» **Task instructions**:
The data must be written out once more, precisely as given.

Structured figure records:
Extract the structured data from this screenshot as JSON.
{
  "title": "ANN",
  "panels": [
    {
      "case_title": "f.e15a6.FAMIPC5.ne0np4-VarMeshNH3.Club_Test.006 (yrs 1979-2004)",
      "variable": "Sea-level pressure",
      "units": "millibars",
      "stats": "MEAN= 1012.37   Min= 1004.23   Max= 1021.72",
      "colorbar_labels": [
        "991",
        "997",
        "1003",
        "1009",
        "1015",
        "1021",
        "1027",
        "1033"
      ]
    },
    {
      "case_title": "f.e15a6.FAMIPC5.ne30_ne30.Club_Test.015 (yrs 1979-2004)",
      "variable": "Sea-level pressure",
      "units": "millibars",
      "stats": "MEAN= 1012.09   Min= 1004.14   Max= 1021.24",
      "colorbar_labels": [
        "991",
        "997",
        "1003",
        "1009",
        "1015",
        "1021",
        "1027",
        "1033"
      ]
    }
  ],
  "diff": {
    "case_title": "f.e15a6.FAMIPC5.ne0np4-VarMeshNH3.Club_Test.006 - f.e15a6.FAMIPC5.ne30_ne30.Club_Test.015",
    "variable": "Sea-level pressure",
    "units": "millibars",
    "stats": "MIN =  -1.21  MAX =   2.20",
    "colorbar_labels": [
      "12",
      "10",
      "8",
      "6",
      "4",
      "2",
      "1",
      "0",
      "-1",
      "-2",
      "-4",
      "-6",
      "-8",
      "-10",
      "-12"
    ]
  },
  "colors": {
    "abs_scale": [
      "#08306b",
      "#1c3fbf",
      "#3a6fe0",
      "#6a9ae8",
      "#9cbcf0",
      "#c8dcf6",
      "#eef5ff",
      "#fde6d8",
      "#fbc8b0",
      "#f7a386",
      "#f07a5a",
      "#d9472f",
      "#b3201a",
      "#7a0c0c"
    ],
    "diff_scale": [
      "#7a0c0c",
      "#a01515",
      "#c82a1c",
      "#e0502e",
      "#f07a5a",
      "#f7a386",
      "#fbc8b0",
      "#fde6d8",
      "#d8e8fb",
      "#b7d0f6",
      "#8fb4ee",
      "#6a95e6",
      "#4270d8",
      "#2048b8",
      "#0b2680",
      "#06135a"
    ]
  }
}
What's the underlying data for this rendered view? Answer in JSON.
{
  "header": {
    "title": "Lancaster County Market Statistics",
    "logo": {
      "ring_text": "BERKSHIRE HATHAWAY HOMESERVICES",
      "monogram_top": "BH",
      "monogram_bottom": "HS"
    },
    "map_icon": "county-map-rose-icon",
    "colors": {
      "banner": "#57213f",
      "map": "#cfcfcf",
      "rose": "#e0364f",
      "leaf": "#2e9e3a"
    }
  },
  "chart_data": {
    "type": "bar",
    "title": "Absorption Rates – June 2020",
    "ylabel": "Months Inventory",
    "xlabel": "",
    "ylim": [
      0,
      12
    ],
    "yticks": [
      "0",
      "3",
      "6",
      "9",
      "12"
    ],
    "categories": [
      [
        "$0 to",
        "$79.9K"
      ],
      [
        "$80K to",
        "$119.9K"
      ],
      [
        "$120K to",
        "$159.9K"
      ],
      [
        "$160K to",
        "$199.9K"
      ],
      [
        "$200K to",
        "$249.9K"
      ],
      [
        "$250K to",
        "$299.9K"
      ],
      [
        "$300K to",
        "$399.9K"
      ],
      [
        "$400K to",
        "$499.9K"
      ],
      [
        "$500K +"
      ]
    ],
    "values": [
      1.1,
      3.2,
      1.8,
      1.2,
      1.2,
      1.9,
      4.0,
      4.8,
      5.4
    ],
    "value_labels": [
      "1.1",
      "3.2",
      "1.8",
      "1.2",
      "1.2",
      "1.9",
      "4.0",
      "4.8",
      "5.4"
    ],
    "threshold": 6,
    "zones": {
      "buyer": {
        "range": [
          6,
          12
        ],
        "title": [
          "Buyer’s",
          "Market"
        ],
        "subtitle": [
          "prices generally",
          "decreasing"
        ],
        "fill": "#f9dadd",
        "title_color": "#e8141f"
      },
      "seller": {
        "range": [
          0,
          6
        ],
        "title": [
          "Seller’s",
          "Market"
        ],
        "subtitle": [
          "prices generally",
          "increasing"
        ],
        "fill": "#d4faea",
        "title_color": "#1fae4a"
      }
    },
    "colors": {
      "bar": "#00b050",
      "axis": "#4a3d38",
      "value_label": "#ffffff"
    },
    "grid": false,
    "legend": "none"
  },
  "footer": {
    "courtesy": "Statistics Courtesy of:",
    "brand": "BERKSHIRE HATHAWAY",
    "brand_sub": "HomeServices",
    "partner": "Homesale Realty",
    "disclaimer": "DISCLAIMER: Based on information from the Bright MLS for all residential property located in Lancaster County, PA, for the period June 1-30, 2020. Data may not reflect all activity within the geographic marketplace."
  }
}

» **Written response**:
Extract the structured data from this screenshot as JSON.
{
  "title": "ANN",
  "panels": [
    {
      "case_title": "f.e15a6.FAMIPC5.ne0np4-VarMeshNH3.Club_Test.006 (yrs 1979-2004)",
      "variable": "Sea-level pressure",
      "units": "millibars",
      "stats": "MEAN= 1012.37   Min= 1004.23   Max= 1021.72",
      "colorbar_labels": [
        "991",
        "997",
        "1003",
        "1009",
        "1015",
        "1021",
        "1027",
        "1033"
      ]
    },
    {
      "case_title": "f.e15a6.FAMIPC5.ne30_ne30.Club_Test.015 (yrs 1979-2004)",
      "variable": "Sea-level pressure",
      "units": "millibars",
      "stats": "MEAN= 1012.09   Min= 1004.14   Max= 1021.24",
      "colorbar_labels": [
        "991",
        "997",
        "1003",
        "1009",
        "1015",
        "1021",
        "1027",
        "1033"
      ]
    }
  ],
  "diff": {
    "case_title": "f.e15a6.FAMIPC5.ne0np4-VarMeshNH3.Club_Test.006 - f.e15a6.FAMIPC5.ne30_ne30.Club_Test.015",
    "variable": "Sea-level pressure",
    "units": "millibars",
    "stats": "MIN =  -1.21  MAX =   2.20",
    "colorbar_labels": [
      "12",
      "10",
      "8",
      "6",
      "4",
      "2",
      "1",
      "0",
      "-1",
      "-2",
      "-4",
      "-6",
      "-8",
      "-10",
      "-12"
    ]
  },
  "colors": {
    "abs_scale": [
      "#08306b",
      "#1c3fbf",
      "#3a6fe0",
      "#6a9ae8",
      "#9cbcf0",
      "#c8dcf6",
      "#eef5ff",
      "#fde6d8",
      "#fbc8b0",
      "#f7a386",
      "#f07a5a",
      "#d9472f",
      "#b3201a",
      "#7a0c0c"
    ],
    "diff_scale": [
      "#7a0c0c",
      "#a01515",
      "#c82a1c",
      "#e0502e",
      "#f07a5a",
      "#f7a386",
      "#fbc8b0",
      "#fde6d8",
      "#d8e8fb",
      "#b7d0f6",
      "#8fb4ee",
      "#6a95e6",
      "#4270d8",
      "#2048b8",
      "#0b2680",
      "#06135a"
    ]
  }
}
What's the underlying data for this rendered view? Answer in JSON.
{
  "header": {
    "title": "Lancaster County Market Statistics",
    "logo": {
      "ring_text": "BERKSHIRE HATHAWAY HOMESERVICES",
      "monogram_top": "BH",
      "monogram_bottom": "HS"
    },
    "map_icon": "county-map-rose-icon",
    "colors": {
      "banner": "#57213f",
      "map": "#cfcfcf",
      "rose": "#e0364f",
      "leaf": "#2e9e3a"
    }
  },
  "chart_data": {
    "type": "bar",
    "title": "Absorption Rates – June 2020",
    "ylabel": "Months Inventory",
    "xlabel": "",
    "ylim": [
      0,
      12
    ],
    "yticks": [
      "0",
      "3",
      "6",
      "9",
      "12"
    ],
    "categories": [
      [
        "$0 to",
        "$79.9K"
      ],
      [
        "$80K to",
        "$119.9K"
      ],
      [
        "$120K to",
        "$159.9K"
      ],
      [
        "$160K to",
        "$199.9K"
      ],
      [
        "$200K to",
        "$249.9K"
      ],
      [
        "$250K to",
        "$299.9K"
      ],
      [
        "$300K to",
        "$399.9K"
      ],
      [
        "$400K to",
        "$499.9K"
      ],
      [
        "$500K +"
      ]
    ],
    "values": [
      1.1,
      3.2,
      1.8,
      1.2,
      1.2,
      1.9,
      4.0,
      4.8,
      5.4
    ],
    "value_labels": [
      "1.1",
      "3.2",
      "1.8",
      "1.2",
      "1.2",
      "1.9",
      "4.0",
      "4.8",
      "5.4"
    ],
    "threshold": 6,
    "zones": {
      "buyer": {
        "range": [
          6,
          12
        ],
        "title": [
          "Buyer’s",
          "Market"
        ],
        "subtitle": [
          "prices generally",
          "decreasing"
        ],
        "fill": "#f9dadd",
        "title_color": "#e8141f"
      },
      "seller": {
        "range": [
          0,
          6
        ],
        "title": [
          "Seller’s",
          "Market"
        ],
        "subtitle": [
          "prices generally",
          "increasing"
        ],
        "fill": "#d4faea",
        "title_color": "#1fae4a"
      }
    },
    "colors": {
      "bar": "#00b050",
      "axis": "#4a3d38",
      "value_label": "#ffffff"
    },
    "grid": false,
    "legend": "none"
  },
  "footer": {
    "courtesy": "Statistics Courtesy of:",
    "brand": "BERKSHIRE HATHAWAY",
    "brand_sub": "HomeServices",
    "partner": "Homesale Realty",
    "disclaimer": "DISCLAIMER: Based on information from the Bright MLS for all residential property located in Lancaster County, PA, for the period June 1-30, 2020. Data may not reflect all activity within the geographic marketplace."
  }
}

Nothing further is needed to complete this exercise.